▶ _PROBLEM REQUIREMENTS_
In the lines below, the string "Trio" may appear; say how many lines hold it and give nothing more.

▶ _MATERIAL SUPPLIED_
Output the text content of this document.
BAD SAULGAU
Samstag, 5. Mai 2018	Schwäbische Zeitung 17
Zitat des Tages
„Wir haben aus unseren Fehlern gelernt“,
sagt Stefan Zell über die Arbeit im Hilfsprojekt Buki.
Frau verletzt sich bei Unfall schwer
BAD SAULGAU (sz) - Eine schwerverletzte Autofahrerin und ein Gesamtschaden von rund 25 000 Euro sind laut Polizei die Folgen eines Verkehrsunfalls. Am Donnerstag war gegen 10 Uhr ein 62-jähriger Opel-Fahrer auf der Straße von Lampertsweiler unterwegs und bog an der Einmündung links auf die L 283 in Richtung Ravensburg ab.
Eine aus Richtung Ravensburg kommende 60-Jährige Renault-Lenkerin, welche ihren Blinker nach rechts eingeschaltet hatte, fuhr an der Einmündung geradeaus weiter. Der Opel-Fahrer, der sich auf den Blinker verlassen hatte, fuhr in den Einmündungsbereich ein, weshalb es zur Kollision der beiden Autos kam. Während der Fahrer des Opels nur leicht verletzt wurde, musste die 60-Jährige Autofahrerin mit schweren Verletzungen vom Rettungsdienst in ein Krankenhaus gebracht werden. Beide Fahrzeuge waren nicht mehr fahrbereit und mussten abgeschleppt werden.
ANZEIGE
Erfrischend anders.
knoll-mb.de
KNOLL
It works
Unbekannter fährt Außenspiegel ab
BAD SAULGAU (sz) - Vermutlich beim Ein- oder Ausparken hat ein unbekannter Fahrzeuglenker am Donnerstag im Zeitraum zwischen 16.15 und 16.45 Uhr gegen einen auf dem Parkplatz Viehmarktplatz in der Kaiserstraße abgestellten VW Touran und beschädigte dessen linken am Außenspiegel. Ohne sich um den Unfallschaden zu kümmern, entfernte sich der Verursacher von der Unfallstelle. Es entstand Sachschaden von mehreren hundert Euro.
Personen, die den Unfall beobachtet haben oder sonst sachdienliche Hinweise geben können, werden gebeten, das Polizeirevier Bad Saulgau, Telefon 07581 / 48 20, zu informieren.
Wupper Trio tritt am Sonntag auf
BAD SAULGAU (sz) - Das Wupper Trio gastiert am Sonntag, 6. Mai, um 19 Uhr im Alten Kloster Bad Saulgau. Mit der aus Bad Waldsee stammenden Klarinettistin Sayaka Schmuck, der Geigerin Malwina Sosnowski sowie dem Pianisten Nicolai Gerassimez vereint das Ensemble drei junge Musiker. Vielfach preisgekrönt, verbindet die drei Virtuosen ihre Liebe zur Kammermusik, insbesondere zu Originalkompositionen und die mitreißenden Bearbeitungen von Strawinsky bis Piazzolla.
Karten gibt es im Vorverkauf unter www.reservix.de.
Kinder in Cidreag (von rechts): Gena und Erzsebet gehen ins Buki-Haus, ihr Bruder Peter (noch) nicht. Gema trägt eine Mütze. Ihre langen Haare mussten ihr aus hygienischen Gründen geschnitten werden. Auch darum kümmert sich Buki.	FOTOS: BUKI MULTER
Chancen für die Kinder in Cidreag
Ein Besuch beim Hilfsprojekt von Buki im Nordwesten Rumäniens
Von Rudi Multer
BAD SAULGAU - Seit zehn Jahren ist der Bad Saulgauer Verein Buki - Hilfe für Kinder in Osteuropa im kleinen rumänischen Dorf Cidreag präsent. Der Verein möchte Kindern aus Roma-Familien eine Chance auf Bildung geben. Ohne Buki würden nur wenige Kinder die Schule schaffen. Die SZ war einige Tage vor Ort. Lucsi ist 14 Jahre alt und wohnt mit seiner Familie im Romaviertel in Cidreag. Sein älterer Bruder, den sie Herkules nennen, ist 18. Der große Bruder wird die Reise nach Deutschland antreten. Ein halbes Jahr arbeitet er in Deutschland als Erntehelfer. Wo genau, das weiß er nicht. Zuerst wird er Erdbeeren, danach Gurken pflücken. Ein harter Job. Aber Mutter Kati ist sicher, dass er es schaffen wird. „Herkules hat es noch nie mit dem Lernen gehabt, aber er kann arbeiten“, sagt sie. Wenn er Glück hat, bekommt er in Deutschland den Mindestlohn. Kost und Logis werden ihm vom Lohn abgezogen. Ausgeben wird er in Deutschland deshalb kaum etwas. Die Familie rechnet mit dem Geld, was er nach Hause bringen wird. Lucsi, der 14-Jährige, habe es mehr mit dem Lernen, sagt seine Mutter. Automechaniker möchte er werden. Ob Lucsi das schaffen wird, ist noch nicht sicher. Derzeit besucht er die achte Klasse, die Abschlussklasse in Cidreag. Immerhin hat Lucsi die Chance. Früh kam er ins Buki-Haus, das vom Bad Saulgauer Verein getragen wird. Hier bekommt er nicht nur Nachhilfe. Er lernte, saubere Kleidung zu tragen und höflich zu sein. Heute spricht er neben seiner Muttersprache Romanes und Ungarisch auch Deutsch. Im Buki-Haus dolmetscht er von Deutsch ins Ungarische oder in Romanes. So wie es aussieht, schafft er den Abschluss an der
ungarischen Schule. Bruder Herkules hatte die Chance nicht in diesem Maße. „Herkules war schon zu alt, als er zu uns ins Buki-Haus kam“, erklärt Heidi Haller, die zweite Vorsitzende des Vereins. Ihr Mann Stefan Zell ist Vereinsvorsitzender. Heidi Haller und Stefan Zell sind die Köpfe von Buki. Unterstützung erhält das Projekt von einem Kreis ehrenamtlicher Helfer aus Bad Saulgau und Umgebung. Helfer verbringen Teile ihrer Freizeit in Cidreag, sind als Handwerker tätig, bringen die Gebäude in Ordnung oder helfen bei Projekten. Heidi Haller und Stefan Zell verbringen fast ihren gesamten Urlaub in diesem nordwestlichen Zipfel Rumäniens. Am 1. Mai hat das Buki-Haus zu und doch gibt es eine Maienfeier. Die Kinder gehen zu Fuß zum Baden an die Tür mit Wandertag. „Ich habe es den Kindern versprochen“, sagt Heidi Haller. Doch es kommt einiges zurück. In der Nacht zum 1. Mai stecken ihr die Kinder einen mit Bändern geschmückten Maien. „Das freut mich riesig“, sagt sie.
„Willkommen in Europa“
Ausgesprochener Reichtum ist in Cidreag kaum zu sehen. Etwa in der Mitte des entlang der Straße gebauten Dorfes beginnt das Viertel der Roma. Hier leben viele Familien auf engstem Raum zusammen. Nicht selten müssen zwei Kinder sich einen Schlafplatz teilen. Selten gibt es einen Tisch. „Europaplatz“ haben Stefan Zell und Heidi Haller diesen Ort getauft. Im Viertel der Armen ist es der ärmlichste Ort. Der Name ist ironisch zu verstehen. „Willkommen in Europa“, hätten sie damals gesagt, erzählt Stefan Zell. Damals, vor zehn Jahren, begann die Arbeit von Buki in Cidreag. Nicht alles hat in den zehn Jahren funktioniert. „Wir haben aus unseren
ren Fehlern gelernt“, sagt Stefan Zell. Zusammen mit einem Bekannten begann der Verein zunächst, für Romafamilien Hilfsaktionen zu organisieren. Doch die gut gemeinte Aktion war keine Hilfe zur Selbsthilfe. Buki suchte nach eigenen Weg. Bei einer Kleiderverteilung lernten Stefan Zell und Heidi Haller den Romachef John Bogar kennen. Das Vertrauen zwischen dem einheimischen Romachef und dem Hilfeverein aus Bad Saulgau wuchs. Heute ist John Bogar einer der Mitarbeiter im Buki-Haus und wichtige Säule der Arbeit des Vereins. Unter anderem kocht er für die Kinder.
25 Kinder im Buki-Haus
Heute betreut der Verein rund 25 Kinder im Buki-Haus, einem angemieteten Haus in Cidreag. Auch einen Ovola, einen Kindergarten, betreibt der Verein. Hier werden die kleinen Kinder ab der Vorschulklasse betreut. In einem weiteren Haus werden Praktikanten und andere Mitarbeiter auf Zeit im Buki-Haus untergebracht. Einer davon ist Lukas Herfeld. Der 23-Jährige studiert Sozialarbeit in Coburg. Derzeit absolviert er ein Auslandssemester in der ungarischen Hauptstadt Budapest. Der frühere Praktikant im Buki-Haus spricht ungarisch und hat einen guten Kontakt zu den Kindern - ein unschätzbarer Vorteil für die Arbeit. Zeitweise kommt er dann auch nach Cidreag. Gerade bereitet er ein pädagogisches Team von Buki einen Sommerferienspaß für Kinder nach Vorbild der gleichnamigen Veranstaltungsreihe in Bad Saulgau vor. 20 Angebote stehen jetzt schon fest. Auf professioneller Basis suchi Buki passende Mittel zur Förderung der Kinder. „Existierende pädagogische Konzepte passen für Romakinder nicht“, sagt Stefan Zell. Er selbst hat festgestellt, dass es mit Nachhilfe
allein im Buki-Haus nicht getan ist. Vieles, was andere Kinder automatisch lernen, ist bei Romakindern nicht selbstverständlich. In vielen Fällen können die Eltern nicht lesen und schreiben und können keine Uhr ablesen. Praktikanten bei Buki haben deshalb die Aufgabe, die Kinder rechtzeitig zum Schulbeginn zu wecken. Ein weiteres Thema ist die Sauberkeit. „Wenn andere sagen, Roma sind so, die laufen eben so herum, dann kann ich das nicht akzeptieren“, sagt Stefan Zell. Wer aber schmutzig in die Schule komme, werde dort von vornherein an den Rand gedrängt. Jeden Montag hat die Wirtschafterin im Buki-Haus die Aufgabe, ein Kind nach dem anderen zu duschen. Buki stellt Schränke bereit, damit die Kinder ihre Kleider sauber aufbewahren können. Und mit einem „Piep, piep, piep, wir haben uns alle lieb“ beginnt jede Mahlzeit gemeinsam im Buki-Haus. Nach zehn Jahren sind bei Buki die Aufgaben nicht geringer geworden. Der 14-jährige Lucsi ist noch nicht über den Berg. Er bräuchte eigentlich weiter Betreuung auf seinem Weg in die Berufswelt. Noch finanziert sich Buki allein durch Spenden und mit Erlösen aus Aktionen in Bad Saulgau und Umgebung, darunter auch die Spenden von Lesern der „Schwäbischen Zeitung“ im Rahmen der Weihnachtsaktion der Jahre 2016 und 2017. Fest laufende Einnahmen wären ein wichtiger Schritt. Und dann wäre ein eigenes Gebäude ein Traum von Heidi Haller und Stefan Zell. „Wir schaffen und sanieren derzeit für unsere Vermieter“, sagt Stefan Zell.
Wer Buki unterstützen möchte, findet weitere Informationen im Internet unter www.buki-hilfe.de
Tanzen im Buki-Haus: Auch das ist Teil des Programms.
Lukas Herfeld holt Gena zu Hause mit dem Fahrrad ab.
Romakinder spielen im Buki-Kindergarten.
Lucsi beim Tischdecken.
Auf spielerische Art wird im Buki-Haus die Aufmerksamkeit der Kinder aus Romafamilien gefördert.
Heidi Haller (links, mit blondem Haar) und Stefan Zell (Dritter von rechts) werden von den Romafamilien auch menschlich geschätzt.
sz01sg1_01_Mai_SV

▶ _SOLUTION FOR THIS EXERCISE_
2